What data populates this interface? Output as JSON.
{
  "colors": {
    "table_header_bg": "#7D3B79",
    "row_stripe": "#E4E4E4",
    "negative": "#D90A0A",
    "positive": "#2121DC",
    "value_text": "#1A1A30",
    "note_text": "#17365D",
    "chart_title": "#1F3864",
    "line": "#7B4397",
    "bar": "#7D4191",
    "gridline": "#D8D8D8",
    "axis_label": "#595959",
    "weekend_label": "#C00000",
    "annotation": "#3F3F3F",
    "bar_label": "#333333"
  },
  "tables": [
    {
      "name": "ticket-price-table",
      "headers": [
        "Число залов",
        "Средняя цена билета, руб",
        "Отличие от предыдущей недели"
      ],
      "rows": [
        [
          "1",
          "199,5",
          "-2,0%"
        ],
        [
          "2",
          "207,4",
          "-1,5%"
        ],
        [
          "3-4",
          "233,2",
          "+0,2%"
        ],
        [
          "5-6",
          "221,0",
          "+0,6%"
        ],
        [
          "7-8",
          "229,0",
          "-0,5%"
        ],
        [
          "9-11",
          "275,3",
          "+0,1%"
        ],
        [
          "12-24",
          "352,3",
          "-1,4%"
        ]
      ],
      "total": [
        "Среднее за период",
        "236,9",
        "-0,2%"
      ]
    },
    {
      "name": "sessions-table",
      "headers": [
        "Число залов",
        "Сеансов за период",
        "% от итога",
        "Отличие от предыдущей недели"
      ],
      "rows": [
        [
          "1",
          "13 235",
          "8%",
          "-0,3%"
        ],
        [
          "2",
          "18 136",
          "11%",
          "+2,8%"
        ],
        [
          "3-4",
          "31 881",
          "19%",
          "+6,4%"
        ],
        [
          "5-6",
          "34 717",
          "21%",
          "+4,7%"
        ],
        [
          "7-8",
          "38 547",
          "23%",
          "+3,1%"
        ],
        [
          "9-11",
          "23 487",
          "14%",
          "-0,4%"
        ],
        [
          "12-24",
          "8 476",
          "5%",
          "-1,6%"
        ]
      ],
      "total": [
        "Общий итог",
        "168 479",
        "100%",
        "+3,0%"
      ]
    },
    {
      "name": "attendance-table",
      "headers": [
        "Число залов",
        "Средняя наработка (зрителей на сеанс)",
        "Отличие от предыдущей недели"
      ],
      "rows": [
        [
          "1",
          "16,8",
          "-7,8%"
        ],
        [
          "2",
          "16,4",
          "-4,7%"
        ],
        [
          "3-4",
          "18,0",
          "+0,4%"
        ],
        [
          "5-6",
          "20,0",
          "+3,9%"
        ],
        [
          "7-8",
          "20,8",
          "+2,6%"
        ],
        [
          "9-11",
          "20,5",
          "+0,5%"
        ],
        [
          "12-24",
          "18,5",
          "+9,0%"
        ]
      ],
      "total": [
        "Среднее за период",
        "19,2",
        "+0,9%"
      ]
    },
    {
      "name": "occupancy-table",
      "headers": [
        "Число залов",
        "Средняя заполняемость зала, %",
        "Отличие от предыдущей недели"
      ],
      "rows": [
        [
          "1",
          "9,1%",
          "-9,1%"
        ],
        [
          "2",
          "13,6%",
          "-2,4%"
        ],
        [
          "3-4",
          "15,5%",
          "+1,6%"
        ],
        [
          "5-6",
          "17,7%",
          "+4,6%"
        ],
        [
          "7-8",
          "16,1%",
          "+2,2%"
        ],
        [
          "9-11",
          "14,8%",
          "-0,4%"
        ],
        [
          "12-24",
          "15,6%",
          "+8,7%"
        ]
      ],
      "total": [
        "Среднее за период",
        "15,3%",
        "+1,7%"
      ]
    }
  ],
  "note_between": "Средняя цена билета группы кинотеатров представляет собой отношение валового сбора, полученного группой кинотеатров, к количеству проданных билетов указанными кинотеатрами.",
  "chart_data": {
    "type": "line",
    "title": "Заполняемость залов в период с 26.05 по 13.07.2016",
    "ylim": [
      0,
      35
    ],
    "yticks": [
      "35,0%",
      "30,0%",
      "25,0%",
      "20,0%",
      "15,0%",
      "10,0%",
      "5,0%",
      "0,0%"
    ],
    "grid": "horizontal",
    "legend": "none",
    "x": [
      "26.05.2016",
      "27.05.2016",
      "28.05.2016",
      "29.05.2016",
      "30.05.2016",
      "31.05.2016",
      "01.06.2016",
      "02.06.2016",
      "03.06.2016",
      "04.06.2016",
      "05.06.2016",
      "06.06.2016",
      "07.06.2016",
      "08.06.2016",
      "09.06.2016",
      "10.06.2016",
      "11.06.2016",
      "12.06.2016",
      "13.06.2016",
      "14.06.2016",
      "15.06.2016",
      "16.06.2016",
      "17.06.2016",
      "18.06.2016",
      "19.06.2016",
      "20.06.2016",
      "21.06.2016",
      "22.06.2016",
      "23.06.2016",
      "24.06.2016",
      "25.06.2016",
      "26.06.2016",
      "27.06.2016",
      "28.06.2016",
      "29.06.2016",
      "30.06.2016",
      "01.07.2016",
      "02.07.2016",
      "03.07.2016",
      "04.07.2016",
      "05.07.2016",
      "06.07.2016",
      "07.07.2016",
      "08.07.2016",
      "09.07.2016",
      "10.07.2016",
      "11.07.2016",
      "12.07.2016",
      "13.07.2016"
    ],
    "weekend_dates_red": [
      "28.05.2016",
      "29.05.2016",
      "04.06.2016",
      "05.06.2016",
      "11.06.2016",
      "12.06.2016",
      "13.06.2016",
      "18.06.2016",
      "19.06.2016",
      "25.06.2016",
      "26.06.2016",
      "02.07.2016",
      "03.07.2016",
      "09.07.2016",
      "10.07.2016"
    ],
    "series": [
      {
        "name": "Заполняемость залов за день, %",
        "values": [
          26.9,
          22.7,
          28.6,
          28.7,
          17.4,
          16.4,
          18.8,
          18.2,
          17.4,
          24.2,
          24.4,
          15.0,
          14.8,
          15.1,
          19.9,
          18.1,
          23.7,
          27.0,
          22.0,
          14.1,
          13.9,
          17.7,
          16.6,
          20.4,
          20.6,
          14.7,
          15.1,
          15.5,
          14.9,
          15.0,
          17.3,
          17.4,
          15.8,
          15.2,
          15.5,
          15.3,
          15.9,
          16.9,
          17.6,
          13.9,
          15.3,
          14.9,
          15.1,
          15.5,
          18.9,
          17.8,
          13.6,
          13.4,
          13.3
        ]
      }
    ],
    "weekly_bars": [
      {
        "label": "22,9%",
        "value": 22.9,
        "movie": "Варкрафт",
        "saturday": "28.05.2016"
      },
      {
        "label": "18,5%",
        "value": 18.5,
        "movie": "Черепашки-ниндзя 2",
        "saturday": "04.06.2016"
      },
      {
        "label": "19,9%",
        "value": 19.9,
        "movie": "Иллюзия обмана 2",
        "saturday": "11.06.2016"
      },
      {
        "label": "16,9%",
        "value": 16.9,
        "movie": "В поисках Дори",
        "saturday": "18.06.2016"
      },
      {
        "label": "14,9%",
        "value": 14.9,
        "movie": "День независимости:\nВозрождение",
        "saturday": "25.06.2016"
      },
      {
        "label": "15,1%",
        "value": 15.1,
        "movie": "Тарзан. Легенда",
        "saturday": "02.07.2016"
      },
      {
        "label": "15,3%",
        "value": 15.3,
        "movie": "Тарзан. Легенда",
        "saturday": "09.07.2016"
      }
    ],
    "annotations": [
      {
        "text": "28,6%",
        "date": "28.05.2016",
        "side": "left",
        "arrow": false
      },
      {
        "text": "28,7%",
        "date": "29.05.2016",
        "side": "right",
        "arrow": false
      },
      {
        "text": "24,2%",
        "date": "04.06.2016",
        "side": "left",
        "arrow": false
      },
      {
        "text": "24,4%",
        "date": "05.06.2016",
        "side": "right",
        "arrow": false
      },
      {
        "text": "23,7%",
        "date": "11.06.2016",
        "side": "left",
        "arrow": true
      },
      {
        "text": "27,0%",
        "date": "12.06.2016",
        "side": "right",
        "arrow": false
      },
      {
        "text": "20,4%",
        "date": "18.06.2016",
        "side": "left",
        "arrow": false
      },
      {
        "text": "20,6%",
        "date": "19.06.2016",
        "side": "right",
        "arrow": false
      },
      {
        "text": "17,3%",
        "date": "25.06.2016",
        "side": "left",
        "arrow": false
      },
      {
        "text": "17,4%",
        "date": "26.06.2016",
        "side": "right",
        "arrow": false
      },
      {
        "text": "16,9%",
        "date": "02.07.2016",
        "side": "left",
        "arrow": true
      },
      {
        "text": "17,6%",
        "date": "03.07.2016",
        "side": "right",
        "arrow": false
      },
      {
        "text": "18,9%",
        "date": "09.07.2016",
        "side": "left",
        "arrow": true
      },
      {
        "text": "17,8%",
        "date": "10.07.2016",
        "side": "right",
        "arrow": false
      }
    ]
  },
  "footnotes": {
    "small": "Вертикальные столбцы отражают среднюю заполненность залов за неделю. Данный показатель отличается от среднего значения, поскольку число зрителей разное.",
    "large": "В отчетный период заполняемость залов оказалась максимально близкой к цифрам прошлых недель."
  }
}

#####

_Work to complete_
How many lines of the listing include the string "movie"? Answer with the number alone.

_Completed exercise_
7